- **MATERIAL PROVIDED**:
▼▼▼
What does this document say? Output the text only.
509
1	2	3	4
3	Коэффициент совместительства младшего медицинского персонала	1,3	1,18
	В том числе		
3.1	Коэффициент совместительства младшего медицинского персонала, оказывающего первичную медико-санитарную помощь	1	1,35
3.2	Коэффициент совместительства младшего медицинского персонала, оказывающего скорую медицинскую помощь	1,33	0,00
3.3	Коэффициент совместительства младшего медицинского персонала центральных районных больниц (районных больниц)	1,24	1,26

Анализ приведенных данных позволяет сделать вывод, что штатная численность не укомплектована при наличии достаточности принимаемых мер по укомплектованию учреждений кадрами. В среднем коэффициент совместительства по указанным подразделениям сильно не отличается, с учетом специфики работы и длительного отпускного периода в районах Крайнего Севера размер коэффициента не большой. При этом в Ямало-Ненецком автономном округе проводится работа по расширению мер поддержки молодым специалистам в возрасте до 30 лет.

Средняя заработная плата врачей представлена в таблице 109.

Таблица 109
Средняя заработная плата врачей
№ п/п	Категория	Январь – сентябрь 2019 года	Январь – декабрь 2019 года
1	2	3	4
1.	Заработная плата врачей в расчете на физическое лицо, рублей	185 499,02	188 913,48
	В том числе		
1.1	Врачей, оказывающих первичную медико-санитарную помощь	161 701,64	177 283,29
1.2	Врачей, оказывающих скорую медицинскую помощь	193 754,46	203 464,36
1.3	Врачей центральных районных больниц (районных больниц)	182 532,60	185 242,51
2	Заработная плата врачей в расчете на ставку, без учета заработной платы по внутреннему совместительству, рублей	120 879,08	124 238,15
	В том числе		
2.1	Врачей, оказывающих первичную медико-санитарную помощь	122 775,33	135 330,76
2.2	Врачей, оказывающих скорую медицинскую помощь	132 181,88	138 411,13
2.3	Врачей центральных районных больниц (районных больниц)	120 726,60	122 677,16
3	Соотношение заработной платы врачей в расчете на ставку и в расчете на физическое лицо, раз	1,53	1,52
▲▲▲
▼▼▼
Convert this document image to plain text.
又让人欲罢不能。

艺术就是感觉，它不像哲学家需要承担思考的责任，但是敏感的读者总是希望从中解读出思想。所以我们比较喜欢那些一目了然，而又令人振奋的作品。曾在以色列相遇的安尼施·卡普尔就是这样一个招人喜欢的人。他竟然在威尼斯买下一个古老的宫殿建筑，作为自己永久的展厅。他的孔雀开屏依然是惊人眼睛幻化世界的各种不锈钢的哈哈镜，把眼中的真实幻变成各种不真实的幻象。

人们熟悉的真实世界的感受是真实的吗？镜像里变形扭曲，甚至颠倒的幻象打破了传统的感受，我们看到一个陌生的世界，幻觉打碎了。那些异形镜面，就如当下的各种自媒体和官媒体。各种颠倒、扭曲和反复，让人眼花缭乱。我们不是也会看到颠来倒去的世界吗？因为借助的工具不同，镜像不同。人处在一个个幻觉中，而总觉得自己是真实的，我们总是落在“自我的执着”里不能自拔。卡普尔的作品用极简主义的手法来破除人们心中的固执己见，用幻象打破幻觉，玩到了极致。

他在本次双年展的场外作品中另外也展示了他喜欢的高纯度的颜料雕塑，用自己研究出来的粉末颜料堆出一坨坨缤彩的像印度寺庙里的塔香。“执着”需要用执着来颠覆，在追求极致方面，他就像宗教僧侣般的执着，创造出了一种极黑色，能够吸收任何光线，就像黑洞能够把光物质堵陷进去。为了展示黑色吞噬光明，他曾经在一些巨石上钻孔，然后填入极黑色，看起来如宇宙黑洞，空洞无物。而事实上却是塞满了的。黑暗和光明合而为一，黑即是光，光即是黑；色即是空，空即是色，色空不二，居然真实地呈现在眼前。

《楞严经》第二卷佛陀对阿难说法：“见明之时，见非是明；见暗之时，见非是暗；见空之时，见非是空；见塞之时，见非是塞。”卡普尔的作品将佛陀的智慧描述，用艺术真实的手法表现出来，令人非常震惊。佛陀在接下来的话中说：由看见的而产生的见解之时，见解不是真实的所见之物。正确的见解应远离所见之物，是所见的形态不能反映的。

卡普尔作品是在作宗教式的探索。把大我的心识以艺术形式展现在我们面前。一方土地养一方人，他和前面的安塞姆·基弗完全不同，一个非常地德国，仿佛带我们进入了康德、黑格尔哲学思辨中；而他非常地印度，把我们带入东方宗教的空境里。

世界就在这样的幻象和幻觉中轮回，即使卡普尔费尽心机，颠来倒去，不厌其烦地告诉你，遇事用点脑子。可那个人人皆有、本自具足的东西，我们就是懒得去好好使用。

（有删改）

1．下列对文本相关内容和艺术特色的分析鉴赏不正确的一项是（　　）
▲▲▲
- **YOUR INSTRUCTIONS**: Look through the entries above. Extract each line with the word "центральных".

- **RESPONSE FOR THIS EXERCISE**:
3.3	Коэффициент совместительства младшего медицинского персонала центральных районных больниц (районных больниц)	1,24	1,26
1.3	Врачей центральных районных больниц (районных больниц)	182 532,60	185 242,51
2.3	Врачей центральных районных больниц (районных больниц)	120 726,60	122 677,16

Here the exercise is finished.